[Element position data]
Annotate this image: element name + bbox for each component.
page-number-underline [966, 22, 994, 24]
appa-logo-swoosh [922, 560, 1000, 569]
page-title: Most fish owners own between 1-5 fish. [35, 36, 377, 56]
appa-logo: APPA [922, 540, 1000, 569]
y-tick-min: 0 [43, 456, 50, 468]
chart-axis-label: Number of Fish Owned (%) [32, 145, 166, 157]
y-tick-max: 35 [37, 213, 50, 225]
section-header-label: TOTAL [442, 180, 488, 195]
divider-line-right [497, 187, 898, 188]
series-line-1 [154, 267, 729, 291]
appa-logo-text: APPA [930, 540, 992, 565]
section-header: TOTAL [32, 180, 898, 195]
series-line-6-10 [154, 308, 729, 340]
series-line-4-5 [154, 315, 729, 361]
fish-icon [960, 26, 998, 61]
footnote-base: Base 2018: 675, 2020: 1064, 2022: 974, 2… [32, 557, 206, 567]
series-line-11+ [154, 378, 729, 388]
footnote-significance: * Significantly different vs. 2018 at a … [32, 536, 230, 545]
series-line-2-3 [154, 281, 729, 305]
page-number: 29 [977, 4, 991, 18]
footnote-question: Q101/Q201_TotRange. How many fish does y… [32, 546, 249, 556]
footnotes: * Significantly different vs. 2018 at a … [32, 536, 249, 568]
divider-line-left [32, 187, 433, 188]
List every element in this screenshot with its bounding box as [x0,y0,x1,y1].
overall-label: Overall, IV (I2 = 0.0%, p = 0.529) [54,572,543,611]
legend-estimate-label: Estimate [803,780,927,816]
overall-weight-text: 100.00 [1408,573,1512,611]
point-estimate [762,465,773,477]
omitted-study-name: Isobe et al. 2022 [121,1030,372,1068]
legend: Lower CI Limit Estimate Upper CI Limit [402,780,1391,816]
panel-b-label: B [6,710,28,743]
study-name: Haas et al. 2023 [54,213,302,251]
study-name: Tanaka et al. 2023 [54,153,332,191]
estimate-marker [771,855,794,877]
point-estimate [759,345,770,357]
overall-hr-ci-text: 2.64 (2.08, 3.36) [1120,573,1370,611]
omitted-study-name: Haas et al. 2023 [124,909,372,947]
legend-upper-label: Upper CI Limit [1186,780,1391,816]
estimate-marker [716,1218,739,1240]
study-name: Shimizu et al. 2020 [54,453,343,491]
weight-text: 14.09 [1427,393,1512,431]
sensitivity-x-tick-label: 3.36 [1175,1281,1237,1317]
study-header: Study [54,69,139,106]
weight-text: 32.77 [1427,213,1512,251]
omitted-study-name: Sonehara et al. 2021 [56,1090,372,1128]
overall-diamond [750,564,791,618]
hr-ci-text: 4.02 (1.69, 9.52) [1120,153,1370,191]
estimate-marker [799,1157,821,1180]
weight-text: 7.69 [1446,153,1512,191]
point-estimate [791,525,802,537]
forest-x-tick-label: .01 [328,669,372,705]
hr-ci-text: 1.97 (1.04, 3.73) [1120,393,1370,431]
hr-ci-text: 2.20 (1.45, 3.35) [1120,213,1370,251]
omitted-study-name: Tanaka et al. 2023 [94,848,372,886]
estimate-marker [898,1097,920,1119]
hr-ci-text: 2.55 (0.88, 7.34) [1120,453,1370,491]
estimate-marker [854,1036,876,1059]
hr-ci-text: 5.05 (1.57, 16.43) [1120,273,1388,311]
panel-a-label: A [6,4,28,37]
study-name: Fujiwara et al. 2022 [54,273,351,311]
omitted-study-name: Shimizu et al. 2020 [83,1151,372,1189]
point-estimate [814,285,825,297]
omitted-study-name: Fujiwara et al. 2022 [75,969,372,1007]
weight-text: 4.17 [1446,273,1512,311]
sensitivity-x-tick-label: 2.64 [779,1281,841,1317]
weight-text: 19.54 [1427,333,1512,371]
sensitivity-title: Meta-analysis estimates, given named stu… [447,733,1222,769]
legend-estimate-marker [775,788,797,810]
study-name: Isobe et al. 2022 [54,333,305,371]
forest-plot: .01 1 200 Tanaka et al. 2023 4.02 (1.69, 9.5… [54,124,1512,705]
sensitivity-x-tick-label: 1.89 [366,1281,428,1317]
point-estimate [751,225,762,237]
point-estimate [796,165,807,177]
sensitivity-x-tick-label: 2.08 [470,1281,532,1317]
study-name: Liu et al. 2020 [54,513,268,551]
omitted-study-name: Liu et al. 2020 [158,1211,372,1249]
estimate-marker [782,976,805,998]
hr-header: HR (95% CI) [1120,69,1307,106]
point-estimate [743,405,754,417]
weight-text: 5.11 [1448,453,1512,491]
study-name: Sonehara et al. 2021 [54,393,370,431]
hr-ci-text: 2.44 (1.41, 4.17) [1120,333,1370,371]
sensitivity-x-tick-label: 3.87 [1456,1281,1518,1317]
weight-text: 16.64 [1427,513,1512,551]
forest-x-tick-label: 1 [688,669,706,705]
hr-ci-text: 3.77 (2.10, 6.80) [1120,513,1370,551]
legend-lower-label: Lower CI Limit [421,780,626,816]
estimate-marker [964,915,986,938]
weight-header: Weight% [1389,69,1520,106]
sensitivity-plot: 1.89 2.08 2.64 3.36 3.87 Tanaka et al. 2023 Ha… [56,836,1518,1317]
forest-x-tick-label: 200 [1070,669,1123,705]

* **Exercise task**
Output each line of the data above as a JSON list of strings, one string per line, with blank lines omitted.

* **Right answer**
[
  "Annotate this image: element name + bbox for each component.",
  "page-number-underline [966, 22, 994, 24]",
  "appa-logo-swoosh [922, 560, 1000, 569]",
  "page-title: Most fish owners own between 1-5 fish. [35, 36, 377, 56]",
  "appa-logo: APPA [922, 540, 1000, 569]",
  "y-tick-min: 0 [43, 456, 50, 468]",
  "chart-axis-label: Number of Fish Owned (%) [32, 145, 166, 157]",
  "y-tick-max: 35 [37, 213, 50, 225]",
  "section-header-label: TOTAL [442, 180, 488, 195]",
  "divider-line-right [497, 187, 898, 188]",
  "series-line-1 [154, 267, 729, 291]",
  "appa-logo-text: APPA [930, 540, 992, 565]",
  "section-header: TOTAL [32, 180, 898, 195]",
  "series-line-6-10 [154, 308, 729, 340]",
  "series-line-4-5 [154, 315, 729, 361]",
  "fish-icon [960, 26, 998, 61]",
  "footnote-base: Base 2018: 675, 2020: 1064, 2022: 974, 2… [32, 557, 206, 567]",
  "series-line-11+ [154, 378, 729, 388]",
  "footnote-significance: * Significantly different vs. 2018 at a … [32, 536, 230, 545]",
  "series-line-2-3 [154, 281, 729, 305]",
  "page-number: 29 [977, 4, 991, 18]",
  "footnote-question: Q101/Q201_TotRange. How many fish does y… [32, 546, 249, 556]",
  "footnotes: * Significantly different vs. 2018 at a … [32, 536, 249, 568]",
  "divider-line-left [32, 187, 433, 188]",
  "List every element in this screenshot with its bounding box as [x0,y0,x1,y1].",
  "overall-label: Overall, IV (I2 = 0.0%, p = 0.529) [54,572,543,611]",
  "legend-estimate-label: Estimate [803,780,927,816]",
  "overall-weight-text: 100.00 [1408,573,1512,611]",
  "point-estimate [762,465,773,477]",
  "omitted-study-name: Isobe et al. 2022 [121,1030,372,1068]",
  "legend: Lower CI Limit Estimate Upper CI Limit [402,780,1391,816]",
  "panel-b-label: B [6,710,28,743]",
  "study-name: Haas et al. 2023 [54,213,302,251]",
  "study-name: Tanaka et al. 2023 [54,153,332,191]",
  "estimate-marker [771,855,794,877]",
  "point-estimate [759,345,770,357]",
  "overall-hr-ci-text: 2.64 (2.08, 3.36) [1120,573,1370,611]",
  "omitted-study-name: Haas et al. 2023 [124,909,372,947]",
  "legend-upper-label: Upper CI Limit [1186,780,1391,816]",
  "estimate-marker [716,1218,739,1240]",
  "study-name: Shimizu et al. 2020 [54,453,343,491]",
  "weight-text: 14.09 [1427,393,1512,431]",
  "sensitivity-x-tick-label: 3.36 [1175,1281,1237,1317]",
  "study-header: Study [54,69,139,106]",
  "weight-text: 32.77 [1427,213,1512,251]",
  "omitted-study-name: Sonehara et al. 2021 [56,1090,372,1128]",
  "overall-diamond [750,564,791,618]",
  "hr-ci-text: 4.02 (1.69, 9.52) [1120,153,1370,191]",
  "estimate-marker [799,1157,821,1180]",
  "weight-text: 7.69 [1446,153,1512,191]",
  "point-estimate [791,525,802,537]",
  "forest-x-tick-label: .01 [328,669,372,705]",
  "hr-ci-text: 1.97 (1.04, 3.73) [1120,393,1370,431]",
  "hr-ci-text: 2.20 (1.45, 3.35) [1120,213,1370,251]",
  "omitted-study-name: Tanaka et al. 2023 [94,848,372,886]",
  "estimate-marker [898,1097,920,1119]",
  "hr-ci-text: 2.55 (0.88, 7.34) [1120,453,1370,491]",
  "estimate-marker [854,1036,876,1059]",
  "hr-ci-text: 5.05 (1.57, 16.43) [1120,273,1388,311]",
  "panel-a-label: A [6,4,28,37]",
  "study-name: Fujiwara et al. 2022 [54,273,351,311]",
  "omitted-study-name: Shimizu et al. 2020 [83,1151,372,1189]",
  "point-estimate [814,285,825,297]",
  "omitted-study-name: Fujiwara et al. 2022 [75,969,372,1007]",
  "weight-text: 4.17 [1446,273,1512,311]",
  "sensitivity-x-tick-label: 2.64 [779,1281,841,1317]",
  "weight-text: 19.54 [1427,333,1512,371]",
  "sensitivity-title: Meta-analysis estimates, given named stu… [447,733,1222,769]",
  "legend-estimate-marker [775,788,797,810]",
  "study-name: Isobe et al. 2022 [54,333,305,371]",
  "forest-plot: .01 1 200 Tanaka et al. 2023 4.02 (1.69, 9.5… [54,124,1512,705]",
  "sensitivity-x-tick-label: 1.89 [366,1281,428,1317]",
  "point-estimate [751,225,762,237]",
  "point-estimate [796,165,807,177]",
  "sensitivity-x-tick-label: 2.08 [470,1281,532,1317]",
  "study-name: Liu et al. 2020 [54,513,268,551]",
  "omitted-study-name: Liu et al. 2020 [158,1211,372,1249]",
  "estimate-marker [782,976,805,998]",
  "hr-header: HR (95% CI) [1120,69,1307,106]",
  "point-estimate [743,405,754,417]",
  "weight-text: 5.11 [1448,453,1512,491]",
  "study-name: Sonehara et al. 2021 [54,393,370,431]",
  "hr-ci-text: 2.44 (1.41, 4.17) [1120,333,1370,371]",
  "sensitivity-x-tick-label: 3.87 [1456,1281,1518,1317]",
  "weight-text: 16.64 [1427,513,1512,551]",
  "forest-x-tick-label: 1 [688,669,706,705]",
  "hr-ci-text: 3.77 (2.10, 6.80) [1120,513,1370,551]",
  "legend-lower-label: Lower CI Limit [421,780,626,816]",
  "estimate-marker [964,915,986,938]",
  "weight-header: Weight% [1389,69,1520,106]",
  "sensitivity-plot: 1.89 2.08 2.64 3.36 3.87 Tanaka et al. 2023 Ha… [56,836,1518,1317]",
  "forest-x-tick-label: 200 [1070,669,1123,705]"
]